— start of DATASET —
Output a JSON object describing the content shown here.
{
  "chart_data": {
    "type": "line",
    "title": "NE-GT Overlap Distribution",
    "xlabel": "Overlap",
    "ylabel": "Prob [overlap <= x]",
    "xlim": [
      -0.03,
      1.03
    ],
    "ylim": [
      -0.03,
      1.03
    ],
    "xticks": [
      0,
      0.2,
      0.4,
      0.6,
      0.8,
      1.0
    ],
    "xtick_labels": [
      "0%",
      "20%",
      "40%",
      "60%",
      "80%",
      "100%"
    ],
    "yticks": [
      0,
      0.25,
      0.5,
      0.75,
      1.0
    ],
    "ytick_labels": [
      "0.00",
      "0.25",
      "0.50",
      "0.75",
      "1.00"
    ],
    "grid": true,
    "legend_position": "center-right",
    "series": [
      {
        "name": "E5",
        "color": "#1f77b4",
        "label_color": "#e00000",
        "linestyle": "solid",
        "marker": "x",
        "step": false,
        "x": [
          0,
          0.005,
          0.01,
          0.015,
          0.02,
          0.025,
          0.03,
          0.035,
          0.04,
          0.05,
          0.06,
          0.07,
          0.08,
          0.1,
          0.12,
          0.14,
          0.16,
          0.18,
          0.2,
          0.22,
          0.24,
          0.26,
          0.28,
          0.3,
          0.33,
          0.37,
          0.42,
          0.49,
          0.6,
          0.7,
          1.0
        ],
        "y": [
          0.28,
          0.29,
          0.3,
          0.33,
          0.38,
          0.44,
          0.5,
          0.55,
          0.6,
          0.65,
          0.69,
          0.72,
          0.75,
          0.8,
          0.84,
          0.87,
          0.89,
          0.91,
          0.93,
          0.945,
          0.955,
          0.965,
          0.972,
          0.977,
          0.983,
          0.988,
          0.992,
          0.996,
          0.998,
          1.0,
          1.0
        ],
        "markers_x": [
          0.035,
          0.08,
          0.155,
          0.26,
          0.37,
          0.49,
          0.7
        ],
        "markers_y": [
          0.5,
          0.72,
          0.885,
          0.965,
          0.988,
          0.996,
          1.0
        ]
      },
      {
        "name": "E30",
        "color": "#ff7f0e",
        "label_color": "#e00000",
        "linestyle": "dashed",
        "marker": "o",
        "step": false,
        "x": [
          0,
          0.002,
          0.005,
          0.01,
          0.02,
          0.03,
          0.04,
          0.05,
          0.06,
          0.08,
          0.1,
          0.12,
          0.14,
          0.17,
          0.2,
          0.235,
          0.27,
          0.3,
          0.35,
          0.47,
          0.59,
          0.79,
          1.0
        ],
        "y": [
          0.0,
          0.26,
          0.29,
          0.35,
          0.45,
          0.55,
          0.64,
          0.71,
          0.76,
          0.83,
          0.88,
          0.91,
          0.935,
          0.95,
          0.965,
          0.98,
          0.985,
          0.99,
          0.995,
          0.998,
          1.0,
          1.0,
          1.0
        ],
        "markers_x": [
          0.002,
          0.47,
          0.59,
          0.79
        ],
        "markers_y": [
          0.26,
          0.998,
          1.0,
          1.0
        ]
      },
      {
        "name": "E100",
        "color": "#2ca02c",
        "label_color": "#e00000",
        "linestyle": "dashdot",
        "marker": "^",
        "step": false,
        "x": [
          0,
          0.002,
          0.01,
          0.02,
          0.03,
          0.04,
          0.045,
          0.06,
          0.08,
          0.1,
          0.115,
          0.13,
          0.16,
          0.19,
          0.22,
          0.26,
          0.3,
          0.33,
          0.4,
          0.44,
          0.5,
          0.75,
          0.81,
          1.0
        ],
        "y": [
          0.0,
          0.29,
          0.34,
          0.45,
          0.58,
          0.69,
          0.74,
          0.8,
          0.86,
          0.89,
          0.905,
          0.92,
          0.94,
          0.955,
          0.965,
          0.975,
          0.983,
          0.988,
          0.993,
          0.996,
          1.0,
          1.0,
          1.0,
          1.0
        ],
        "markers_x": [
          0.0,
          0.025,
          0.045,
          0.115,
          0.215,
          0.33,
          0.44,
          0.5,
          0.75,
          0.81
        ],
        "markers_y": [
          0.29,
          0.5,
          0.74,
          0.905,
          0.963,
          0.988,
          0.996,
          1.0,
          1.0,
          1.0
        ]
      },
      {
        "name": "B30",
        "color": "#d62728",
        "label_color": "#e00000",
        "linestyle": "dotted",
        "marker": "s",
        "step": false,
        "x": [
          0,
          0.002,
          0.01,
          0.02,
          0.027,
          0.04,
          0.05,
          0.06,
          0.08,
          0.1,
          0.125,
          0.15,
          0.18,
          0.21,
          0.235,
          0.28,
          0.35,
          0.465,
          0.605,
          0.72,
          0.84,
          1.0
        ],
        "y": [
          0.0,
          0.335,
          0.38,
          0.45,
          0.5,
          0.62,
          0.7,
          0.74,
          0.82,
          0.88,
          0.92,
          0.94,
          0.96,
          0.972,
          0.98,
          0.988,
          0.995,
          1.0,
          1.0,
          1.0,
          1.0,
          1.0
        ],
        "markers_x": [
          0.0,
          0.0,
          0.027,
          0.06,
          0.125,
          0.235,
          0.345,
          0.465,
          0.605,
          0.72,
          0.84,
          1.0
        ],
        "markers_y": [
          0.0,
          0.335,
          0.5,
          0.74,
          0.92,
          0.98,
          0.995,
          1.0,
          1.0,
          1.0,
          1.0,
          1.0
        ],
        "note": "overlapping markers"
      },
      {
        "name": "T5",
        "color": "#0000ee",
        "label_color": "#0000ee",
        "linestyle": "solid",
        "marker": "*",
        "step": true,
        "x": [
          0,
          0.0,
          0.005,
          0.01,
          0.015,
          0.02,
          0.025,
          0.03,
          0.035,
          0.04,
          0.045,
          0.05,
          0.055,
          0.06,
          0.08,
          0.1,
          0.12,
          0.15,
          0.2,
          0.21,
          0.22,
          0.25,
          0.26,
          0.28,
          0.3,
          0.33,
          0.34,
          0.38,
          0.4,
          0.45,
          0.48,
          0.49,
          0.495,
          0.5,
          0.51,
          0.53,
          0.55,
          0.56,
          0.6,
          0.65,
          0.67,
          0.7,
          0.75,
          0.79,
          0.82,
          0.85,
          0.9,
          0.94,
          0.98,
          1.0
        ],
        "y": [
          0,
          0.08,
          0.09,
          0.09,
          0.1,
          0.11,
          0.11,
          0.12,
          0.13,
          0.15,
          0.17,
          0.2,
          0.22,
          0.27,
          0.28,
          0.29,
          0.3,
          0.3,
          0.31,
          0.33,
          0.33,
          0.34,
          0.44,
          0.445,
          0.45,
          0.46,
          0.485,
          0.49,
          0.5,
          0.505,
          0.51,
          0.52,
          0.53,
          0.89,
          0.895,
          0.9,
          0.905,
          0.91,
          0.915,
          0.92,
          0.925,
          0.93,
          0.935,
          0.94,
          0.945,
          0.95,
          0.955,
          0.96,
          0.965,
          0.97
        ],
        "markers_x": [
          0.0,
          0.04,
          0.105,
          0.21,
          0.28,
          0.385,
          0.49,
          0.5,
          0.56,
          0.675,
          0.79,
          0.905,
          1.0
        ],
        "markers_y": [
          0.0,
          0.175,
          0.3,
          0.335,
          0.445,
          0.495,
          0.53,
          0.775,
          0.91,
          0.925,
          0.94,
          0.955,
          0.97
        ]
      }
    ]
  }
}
— end of DATASET —
**REQUIRED WORK:**
Set all of the entries down again, exactly as they were given.

**ANSWER IN FULL:**
Output a JSON object describing the content shown here.
{
  "chart_data": {
    "type": "line",
    "title": "NE-GT Overlap Distribution",
    "xlabel": "Overlap",
    "ylabel": "Prob [overlap <= x]",
    "xlim": [
      -0.03,
      1.03
    ],
    "ylim": [
      -0.03,
      1.03
    ],
    "xticks": [
      0,
      0.2,
      0.4,
      0.6,
      0.8,
      1.0
    ],
    "xtick_labels": [
      "0%",
      "20%",
      "40%",
      "60%",
      "80%",
      "100%"
    ],
    "yticks": [
      0,
      0.25,
      0.5,
      0.75,
      1.0
    ],
    "ytick_labels": [
      "0.00",
      "0.25",
      "0.50",
      "0.75",
      "1.00"
    ],
    "grid": true,
    "legend_position": "center-right",
    "series": [
      {
        "name": "E5",
        "color": "#1f77b4",
        "label_color": "#e00000",
        "linestyle": "solid",
        "marker": "x",
        "step": false,
        "x": [
          0,
          0.005,
          0.01,
          0.015,
          0.02,
          0.025,
          0.03,
          0.035,
          0.04,
          0.05,
          0.06,
          0.07,
          0.08,
          0.1,
          0.12,
          0.14,
          0.16,
          0.18,
          0.2,
          0.22,
          0.24,
          0.26,
          0.28,
          0.3,
          0.33,
          0.37,
          0.42,
          0.49,
          0.6,
          0.7,
          1.0
        ],
        "y": [
          0.28,
          0.29,
          0.3,
          0.33,
          0.38,
          0.44,
          0.5,
          0.55,
          0.6,
          0.65,
          0.69,
          0.72,
          0.75,
          0.8,
          0.84,
          0.87,
          0.89,
          0.91,
          0.93,
          0.945,
          0.955,
          0.965,
          0.972,
          0.977,
          0.983,
          0.988,
          0.992,
          0.996,
          0.998,
          1.0,
          1.0
        ],
        "markers_x": [
          0.035,
          0.08,
          0.155,
          0.26,
          0.37,
          0.49,
          0.7
        ],
        "markers_y": [
          0.5,
          0.72,
          0.885,
          0.965,
          0.988,
          0.996,
          1.0
        ]
      },
      {
        "name": "E30",
        "color": "#ff7f0e",
        "label_color": "#e00000",
        "linestyle": "dashed",
        "marker": "o",
        "step": false,
        "x": [
          0,
          0.002,
          0.005,
          0.01,
          0.02,
          0.03,
          0.04,
          0.05,
          0.06,
          0.08,
          0.1,
          0.12,
          0.14,
          0.17,
          0.2,
          0.235,
          0.27,
          0.3,
          0.35,
          0.47,
          0.59,
          0.79,
          1.0
        ],
        "y": [
          0.0,
          0.26,
          0.29,
          0.35,
          0.45,
          0.55,
          0.64,
          0.71,
          0.76,
          0.83,
          0.88,
          0.91,
          0.935,
          0.95,
          0.965,
          0.98,
          0.985,
          0.99,
          0.995,
          0.998,
          1.0,
          1.0,
          1.0
        ],
        "markers_x": [
          0.002,
          0.47,
          0.59,
          0.79
        ],
        "markers_y": [
          0.26,
          0.998,
          1.0,
          1.0
        ]
      },
      {
        "name": "E100",
        "color": "#2ca02c",
        "label_color": "#e00000",
        "linestyle": "dashdot",
        "marker": "^",
        "step": false,
        "x": [
          0,
          0.002,
          0.01,
          0.02,
          0.03,
          0.04,
          0.045,
          0.06,
          0.08,
          0.1,
          0.115,
          0.13,
          0.16,
          0.19,
          0.22,
          0.26,
          0.3,
          0.33,
          0.4,
          0.44,
          0.5,
          0.75,
          0.81,
          1.0
        ],
        "y": [
          0.0,
          0.29,
          0.34,
          0.45,
          0.58,
          0.69,
          0.74,
          0.8,
          0.86,
          0.89,
          0.905,
          0.92,
          0.94,
          0.955,
          0.965,
          0.975,
          0.983,
          0.988,
          0.993,
          0.996,
          1.0,
          1.0,
          1.0,
          1.0
        ],
        "markers_x": [
          0.0,
          0.025,
          0.045,
          0.115,
          0.215,
          0.33,
          0.44,
          0.5,
          0.75,
          0.81
        ],
        "markers_y": [
          0.29,
          0.5,
          0.74,
          0.905,
          0.963,
          0.988,
          0.996,
          1.0,
          1.0,
          1.0
        ]
      },
      {
        "name": "B30",
        "color": "#d62728",
        "label_color": "#e00000",
        "linestyle": "dotted",
        "marker": "s",
        "step": false,
        "x": [
          0,
          0.002,
          0.01,
          0.02,
          0.027,
          0.04,
          0.05,
          0.06,
          0.08,
          0.1,
          0.125,
          0.15,
          0.18,
          0.21,
          0.235,
          0.28,
          0.35,
          0.465,
          0.605,
          0.72,
          0.84,
          1.0
        ],
        "y": [
          0.0,
          0.335,
          0.38,
          0.45,
          0.5,
          0.62,
          0.7,
          0.74,
          0.82,
          0.88,
          0.92,
          0.94,
          0.96,
          0.972,
          0.98,
          0.988,
          0.995,
          1.0,
          1.0,
          1.0,
          1.0,
          1.0
        ],
        "markers_x": [
          0.0,
          0.0,
          0.027,
          0.06,
          0.125,
          0.235,
          0.345,
          0.465,
          0.605,
          0.72,
          0.84,
          1.0
        ],
        "markers_y": [
          0.0,
          0.335,
          0.5,
          0.74,
          0.92,
          0.98,
          0.995,
          1.0,
          1.0,
          1.0,
          1.0,
          1.0
        ],
        "note": "overlapping markers"
      },
      {
        "name": "T5",
        "color": "#0000ee",
        "label_color": "#0000ee",
        "linestyle": "solid",
        "marker": "*",
        "step": true,
        "x": [
          0,
          0.0,
          0.005,
          0.01,
          0.015,
          0.02,
          0.025,
          0.03,
          0.035,
          0.04,
          0.045,
          0.05,
          0.055,
          0.06,
          0.08,
          0.1,
          0.12,
          0.15,
          0.2,
          0.21,
          0.22,
          0.25,
          0.26,
          0.28,
          0.3,
          0.33,
          0.34,
          0.38,
          0.4,
          0.45,
          0.48,
          0.49,
          0.495,
          0.5,
          0.51,
          0.53,
          0.55,
          0.56,
          0.6,
          0.65,
          0.67,
          0.7,
          0.75,
          0.79,
          0.82,
          0.85,
          0.9,
          0.94,
          0.98,
          1.0
        ],
        "y": [
          0,
          0.08,
          0.09,
          0.09,
          0.1,
          0.11,
          0.11,
          0.12,
          0.13,
          0.15,
          0.17,
          0.2,
          0.22,
          0.27,
          0.28,
          0.29,
          0.3,
          0.3,
          0.31,
          0.33,
          0.33,
          0.34,
          0.44,
          0.445,
          0.45,
          0.46,
          0.485,
          0.49,
          0.5,
          0.505,
          0.51,
          0.52,
          0.53,
          0.89,
          0.895,
          0.9,
          0.905,
          0.91,
          0.915,
          0.92,
          0.925,
          0.93,
          0.935,
          0.94,
          0.945,
          0.95,
          0.955,
          0.96,
          0.965,
          0.97
        ],
        "markers_x": [
          0.0,
          0.04,
          0.105,
          0.21,
          0.28,
          0.385,
          0.49,
          0.5,
          0.56,
          0.675,
          0.79,
          0.905,
          1.0
        ],
        "markers_y": [
          0.0,
          0.175,
          0.3,
          0.335,
          0.445,
          0.495,
          0.53,
          0.775,
          0.91,
          0.925,
          0.94,
          0.955,
          0.97
        ]
      }
    ]
  }
}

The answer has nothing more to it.